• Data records
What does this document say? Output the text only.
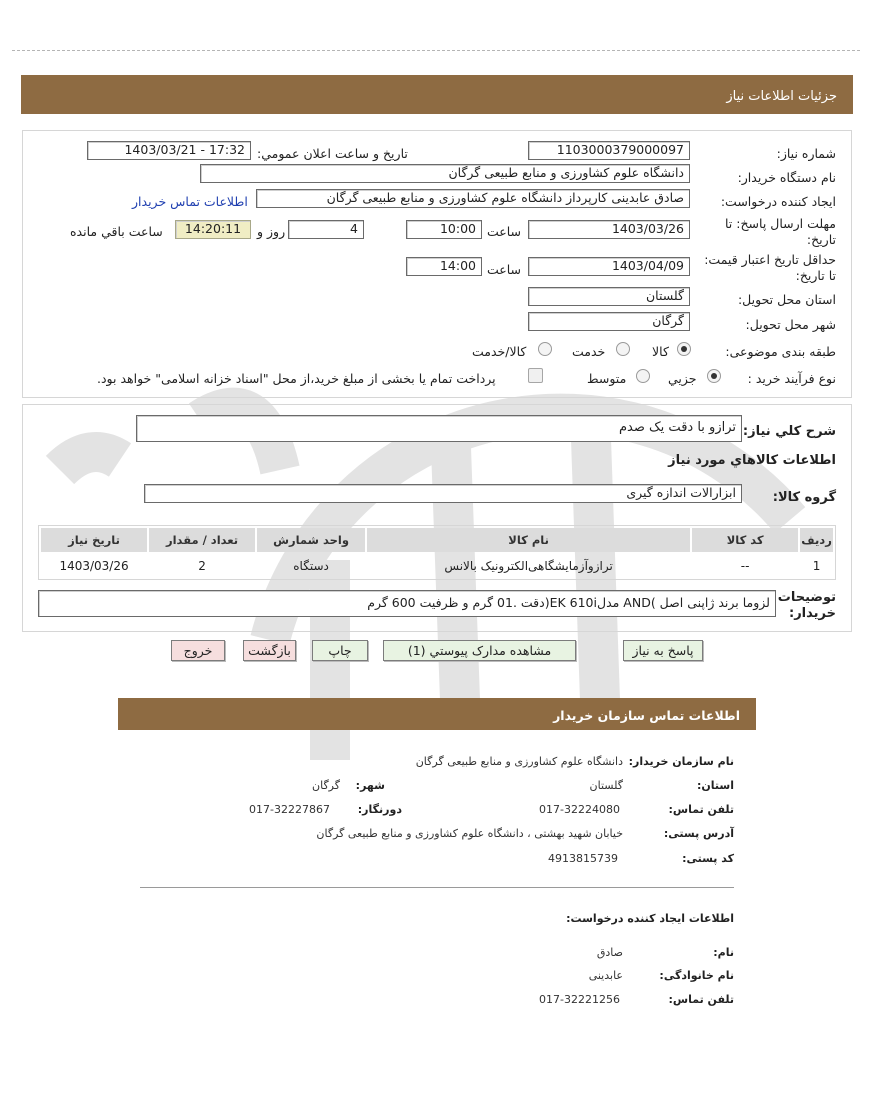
جزئیات اطلاعات نیاز
شماره نیاز:
1103000379000097
تاريخ و ساعت اعلان عمومي:
1403/03/21 - 17:32
نام دستگاه خریدار:
دانشگاه علوم کشاورزی و منابع طبیعی گرگان
ایجاد کننده درخواست:
صادق عابدینی کارپرداز دانشگاه علوم کشاورزی و منابع طبیعی گرگان
اطلاعات تماس خریدار
مهلت ارسال پاسخ: تا تاریخ:
1403/03/26
ساعت
10:00
4
روز و
14:20:11
ساعت باقي مانده
حداقل تاریخ اعتبار قیمت: تا تاریخ:
1403/04/09
ساعت
14:00
استان محل تحویل:
گلستان
شهر محل تحویل:
گرگان
طبقه بندی موضوعی:
کالا
خدمت
کالا/خدمت
نوع فرآیند خرید :
جزیي
متوسط
پرداخت تمام یا بخشی از مبلغ خرید،از محل "اسناد خزانه اسلامی" خواهد بود.
شرح كلي نياز:
ترازو با دقت یک صدم
اطلاعات كالاهاي مورد نياز
گروه کالا:
ابزارالات اندازه گیری
رديف	کد کالا	نام کالا	واحد شمارش	تعداد / مقدار	تاریخ نیاز
1	--	ترازوآزمایشگاهی‌الکترونیک بالانس	دستگاه	2	1403/03/26
توضیحات خریدار:
لزوما برند ژاپنی اصل )AND مدلEK 610i(دقت .01 گرم و ظرفیت 600 گرم
پاسخ به نیاز
مشاهده مدارک پیوستي (1)
چاپ
بازگشت
خروج
اطلاعات تماس سازمان خریدار
نام سازمان خریدار:
دانشگاه علوم کشاورزی و منابع طبیعی گرگان
استان:
گلستان
شهر:
گرگان
تلفن تماس:
017-32224080
دورنگار:
017-32227867
آدرس پستی:
خیابان شهید بهشتی ، دانشگاه علوم کشاورزی و منابع طبیعی گرگان
کد پستی:
4913815739
اطلاعات ایجاد کننده درخواست:
نام:
صادق
نام خانوادگی:
عابدینی
تلفن تماس:
017-32221256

• Aim
What you return should match the records above word for word, minus the pictures.

• Exercise answer
What does this document say? Output the text only.
جزئیات اطلاعات نیاز
شماره نیاز:
1103000379000097
تاريخ و ساعت اعلان عمومي:
1403/03/21 - 17:32
نام دستگاه خریدار:
دانشگاه علوم کشاورزی و منابع طبیعی گرگان
ایجاد کننده درخواست:
صادق عابدینی کارپرداز دانشگاه علوم کشاورزی و منابع طبیعی گرگان
اطلاعات تماس خریدار
مهلت ارسال پاسخ: تا تاریخ:
1403/03/26
ساعت
10:00
4
روز و
14:20:11
ساعت باقي مانده
حداقل تاریخ اعتبار قیمت: تا تاریخ:
1403/04/09
ساعت
14:00
استان محل تحویل:
گلستان
شهر محل تحویل:
گرگان
طبقه بندی موضوعی:
کالا
خدمت
کالا/خدمت
نوع فرآیند خرید :
جزیي
متوسط
پرداخت تمام یا بخشی از مبلغ خرید،از محل "اسناد خزانه اسلامی" خواهد بود.
شرح كلي نياز:
ترازو با دقت یک صدم
اطلاعات كالاهاي مورد نياز
گروه کالا:
ابزارالات اندازه گیری
رديف	کد کالا	نام کالا	واحد شمارش	تعداد / مقدار	تاریخ نیاز
1	--	ترازوآزمایشگاهی‌الکترونیک بالانس	دستگاه	2	1403/03/26
توضیحات خریدار:
لزوما برند ژاپنی اصل )AND مدلEK 610i(دقت .01 گرم و ظرفیت 600 گرم
پاسخ به نیاز
مشاهده مدارک پیوستي (1)
چاپ
بازگشت
خروج
اطلاعات تماس سازمان خریدار
نام سازمان خریدار:
دانشگاه علوم کشاورزی و منابع طبیعی گرگان
استان:
گلستان
شهر:
گرگان
تلفن تماس:
017-32224080
دورنگار:
017-32227867
آدرس پستی:
خیابان شهید بهشتی ، دانشگاه علوم کشاورزی و منابع طبیعی گرگان
کد پستی:
4913815739
اطلاعات ایجاد کننده درخواست:
نام:
صادق
نام خانوادگی:
عابدینی
تلفن تماس:
017-32221256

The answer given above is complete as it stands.